● **Material provided**
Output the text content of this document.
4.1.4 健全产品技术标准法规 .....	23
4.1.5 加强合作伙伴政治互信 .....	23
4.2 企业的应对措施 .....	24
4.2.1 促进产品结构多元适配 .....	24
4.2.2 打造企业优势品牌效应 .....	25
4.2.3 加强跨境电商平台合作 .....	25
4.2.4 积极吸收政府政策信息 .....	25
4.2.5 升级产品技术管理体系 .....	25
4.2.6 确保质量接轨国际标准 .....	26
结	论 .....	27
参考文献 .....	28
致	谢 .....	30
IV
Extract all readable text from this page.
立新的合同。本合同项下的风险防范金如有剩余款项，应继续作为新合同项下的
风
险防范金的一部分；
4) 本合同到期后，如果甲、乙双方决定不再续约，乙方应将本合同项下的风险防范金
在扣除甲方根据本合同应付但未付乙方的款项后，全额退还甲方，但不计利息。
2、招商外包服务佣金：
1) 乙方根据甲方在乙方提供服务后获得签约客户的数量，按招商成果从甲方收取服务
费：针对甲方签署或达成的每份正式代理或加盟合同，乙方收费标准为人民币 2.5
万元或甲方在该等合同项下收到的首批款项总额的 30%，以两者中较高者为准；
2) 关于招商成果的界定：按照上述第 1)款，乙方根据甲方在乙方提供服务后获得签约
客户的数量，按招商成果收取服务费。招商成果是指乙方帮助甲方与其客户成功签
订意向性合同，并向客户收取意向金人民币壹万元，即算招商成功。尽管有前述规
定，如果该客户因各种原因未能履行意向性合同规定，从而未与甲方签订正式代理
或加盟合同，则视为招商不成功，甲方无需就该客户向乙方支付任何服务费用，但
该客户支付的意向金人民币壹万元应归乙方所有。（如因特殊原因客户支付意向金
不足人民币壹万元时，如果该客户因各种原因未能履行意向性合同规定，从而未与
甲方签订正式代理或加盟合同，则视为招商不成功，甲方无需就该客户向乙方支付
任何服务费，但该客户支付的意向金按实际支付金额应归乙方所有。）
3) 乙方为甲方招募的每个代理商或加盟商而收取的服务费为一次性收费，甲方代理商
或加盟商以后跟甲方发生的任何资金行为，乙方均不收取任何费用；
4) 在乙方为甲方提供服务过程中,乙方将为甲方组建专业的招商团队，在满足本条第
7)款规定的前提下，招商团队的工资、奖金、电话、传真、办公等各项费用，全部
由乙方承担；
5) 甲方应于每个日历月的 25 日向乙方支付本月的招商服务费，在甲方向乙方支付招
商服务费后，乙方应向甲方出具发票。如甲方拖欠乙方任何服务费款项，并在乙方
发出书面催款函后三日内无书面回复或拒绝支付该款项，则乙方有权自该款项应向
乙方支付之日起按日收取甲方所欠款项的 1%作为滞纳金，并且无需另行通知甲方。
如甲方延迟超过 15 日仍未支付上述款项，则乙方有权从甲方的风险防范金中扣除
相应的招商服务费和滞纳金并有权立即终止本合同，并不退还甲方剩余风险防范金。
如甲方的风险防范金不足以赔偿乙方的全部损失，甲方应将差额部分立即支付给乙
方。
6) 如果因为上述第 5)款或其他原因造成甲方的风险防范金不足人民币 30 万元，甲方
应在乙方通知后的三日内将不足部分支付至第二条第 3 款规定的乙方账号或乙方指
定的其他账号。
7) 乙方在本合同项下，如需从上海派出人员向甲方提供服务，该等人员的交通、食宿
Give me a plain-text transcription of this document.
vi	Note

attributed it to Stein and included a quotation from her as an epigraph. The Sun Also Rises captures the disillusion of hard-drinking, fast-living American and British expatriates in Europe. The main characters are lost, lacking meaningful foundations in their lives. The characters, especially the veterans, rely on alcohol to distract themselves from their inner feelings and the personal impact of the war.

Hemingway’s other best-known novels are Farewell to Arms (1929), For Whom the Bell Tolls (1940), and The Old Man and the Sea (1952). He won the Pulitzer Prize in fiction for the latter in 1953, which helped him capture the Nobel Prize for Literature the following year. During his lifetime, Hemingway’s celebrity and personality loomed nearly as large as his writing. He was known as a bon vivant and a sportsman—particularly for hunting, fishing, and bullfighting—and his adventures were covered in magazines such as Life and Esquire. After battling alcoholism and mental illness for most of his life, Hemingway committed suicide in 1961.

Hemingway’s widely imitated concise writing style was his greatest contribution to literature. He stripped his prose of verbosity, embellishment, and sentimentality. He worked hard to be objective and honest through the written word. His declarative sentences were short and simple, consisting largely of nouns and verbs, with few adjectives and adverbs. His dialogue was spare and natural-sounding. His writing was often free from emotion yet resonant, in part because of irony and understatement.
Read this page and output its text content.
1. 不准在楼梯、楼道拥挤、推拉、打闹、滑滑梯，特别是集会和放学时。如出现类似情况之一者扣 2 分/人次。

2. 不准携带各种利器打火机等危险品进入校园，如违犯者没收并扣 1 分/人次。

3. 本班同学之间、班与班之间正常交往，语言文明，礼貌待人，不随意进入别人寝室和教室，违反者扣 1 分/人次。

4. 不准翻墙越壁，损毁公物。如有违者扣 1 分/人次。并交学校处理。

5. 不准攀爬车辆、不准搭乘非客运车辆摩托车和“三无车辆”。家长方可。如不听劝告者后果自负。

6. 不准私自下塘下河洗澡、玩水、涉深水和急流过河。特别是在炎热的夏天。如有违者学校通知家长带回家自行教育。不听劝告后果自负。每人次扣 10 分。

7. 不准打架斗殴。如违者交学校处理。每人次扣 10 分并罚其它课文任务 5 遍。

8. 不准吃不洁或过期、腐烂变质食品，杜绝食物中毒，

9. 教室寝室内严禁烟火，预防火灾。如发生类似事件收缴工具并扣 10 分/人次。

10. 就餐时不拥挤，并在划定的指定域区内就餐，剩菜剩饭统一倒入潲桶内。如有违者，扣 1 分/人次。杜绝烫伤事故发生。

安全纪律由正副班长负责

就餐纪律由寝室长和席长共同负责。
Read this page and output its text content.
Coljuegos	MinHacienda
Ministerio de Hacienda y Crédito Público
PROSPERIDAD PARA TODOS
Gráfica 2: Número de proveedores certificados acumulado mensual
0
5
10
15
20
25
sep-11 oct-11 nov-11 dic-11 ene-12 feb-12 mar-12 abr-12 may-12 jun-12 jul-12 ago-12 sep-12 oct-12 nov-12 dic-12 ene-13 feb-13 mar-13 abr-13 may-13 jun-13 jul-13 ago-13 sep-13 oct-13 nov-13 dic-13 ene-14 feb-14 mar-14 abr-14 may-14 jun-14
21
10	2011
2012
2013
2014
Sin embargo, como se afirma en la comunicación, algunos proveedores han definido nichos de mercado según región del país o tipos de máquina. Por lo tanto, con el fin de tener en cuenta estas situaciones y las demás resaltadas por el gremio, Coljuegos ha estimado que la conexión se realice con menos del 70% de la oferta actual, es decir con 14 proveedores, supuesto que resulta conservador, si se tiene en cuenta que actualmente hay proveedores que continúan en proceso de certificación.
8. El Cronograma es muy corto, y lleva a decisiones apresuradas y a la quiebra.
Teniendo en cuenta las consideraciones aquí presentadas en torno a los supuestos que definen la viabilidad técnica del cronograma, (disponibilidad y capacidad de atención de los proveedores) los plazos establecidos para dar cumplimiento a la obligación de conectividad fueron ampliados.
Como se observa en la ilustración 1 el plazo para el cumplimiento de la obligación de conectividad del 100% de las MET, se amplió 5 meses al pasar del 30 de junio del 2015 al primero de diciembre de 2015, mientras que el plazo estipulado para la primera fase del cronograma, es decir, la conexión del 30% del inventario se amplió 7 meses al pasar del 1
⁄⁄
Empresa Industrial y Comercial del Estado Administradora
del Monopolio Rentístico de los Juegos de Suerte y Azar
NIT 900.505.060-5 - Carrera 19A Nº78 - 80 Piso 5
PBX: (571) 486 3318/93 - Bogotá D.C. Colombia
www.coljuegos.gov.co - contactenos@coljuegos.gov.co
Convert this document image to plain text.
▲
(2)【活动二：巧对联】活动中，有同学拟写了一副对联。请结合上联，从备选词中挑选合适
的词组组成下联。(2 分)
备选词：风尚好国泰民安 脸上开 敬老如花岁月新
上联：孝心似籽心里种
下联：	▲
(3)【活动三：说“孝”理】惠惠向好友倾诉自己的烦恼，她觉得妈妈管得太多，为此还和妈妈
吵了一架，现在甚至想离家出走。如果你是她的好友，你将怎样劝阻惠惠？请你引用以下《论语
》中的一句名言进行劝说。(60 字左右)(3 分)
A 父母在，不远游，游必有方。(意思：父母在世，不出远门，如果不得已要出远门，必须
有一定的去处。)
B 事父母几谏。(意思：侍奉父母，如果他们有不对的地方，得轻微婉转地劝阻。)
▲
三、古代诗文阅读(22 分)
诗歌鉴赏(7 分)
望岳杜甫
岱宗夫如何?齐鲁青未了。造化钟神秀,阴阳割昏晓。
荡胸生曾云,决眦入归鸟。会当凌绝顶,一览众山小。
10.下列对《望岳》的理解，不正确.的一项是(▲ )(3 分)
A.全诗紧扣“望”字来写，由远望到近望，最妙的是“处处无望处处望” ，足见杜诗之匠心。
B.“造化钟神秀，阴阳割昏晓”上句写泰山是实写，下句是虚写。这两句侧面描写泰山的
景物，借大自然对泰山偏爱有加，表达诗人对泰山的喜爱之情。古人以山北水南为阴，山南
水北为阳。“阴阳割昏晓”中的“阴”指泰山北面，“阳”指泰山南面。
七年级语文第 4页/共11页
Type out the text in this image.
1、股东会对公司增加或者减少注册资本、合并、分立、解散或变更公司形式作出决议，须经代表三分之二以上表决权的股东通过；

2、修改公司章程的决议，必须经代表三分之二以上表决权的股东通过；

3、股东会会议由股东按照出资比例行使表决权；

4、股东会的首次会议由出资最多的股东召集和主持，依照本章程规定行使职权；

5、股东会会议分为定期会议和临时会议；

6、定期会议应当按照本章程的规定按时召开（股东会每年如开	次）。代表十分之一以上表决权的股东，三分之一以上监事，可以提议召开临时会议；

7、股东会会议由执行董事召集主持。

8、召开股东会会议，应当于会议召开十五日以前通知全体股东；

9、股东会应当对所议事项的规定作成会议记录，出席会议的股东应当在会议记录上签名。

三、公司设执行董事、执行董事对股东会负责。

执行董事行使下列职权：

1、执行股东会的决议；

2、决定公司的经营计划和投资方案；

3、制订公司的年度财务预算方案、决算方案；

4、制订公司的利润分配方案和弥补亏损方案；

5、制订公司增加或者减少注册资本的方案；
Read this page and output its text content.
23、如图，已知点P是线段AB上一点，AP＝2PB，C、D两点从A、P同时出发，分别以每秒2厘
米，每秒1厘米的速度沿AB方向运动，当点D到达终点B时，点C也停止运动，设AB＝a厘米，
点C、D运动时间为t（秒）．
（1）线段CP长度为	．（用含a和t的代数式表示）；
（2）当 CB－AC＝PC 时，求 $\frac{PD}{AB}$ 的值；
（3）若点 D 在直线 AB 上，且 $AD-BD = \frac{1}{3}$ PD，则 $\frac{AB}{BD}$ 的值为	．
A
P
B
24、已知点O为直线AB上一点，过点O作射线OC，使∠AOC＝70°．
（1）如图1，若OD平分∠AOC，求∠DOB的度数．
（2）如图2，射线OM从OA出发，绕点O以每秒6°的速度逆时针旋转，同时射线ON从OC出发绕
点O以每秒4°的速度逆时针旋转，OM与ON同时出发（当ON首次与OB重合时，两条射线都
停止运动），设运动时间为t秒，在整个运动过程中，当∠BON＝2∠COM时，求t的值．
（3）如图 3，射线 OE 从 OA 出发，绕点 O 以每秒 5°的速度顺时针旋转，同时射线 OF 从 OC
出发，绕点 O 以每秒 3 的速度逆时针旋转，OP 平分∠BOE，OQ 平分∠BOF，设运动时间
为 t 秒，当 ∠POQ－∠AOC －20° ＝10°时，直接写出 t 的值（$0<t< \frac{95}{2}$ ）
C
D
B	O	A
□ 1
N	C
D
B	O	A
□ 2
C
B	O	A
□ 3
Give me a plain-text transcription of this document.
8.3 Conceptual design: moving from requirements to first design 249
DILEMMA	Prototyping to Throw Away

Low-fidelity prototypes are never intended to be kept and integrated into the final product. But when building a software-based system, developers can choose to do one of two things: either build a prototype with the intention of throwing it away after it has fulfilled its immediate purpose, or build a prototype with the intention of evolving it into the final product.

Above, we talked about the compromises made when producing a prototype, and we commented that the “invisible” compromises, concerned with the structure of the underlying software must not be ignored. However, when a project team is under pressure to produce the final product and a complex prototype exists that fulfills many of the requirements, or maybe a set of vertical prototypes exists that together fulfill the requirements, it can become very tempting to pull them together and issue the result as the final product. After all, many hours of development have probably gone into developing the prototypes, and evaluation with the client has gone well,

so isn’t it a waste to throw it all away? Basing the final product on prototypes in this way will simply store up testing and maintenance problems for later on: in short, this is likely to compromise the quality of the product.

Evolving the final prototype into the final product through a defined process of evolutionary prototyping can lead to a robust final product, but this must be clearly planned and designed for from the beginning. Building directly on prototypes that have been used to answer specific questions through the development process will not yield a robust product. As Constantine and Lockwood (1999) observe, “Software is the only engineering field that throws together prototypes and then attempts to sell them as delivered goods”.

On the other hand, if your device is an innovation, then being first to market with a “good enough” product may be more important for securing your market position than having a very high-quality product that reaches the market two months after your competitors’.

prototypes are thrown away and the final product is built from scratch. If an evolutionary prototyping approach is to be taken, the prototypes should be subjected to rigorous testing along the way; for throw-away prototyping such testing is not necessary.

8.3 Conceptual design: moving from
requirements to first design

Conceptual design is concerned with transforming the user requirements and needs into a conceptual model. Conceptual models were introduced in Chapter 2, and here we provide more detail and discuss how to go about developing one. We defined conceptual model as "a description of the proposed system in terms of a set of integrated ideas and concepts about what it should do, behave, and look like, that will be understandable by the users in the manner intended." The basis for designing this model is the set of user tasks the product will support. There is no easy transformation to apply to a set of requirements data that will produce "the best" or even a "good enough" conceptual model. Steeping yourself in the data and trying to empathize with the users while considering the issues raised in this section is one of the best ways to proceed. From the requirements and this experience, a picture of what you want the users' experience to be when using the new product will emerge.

● **Exercise task**
Select from the material above each line in which the string "造化钟神秀" appears, and list those lines.

● **Solution to the exercise**
岱宗夫如何?齐鲁青未了。造化钟神秀,阴阳割昏晓。
B.“造化钟神秀，阴阳割昏晓”上句写泰山是实写，下句是虚写。这两句侧面描写泰山的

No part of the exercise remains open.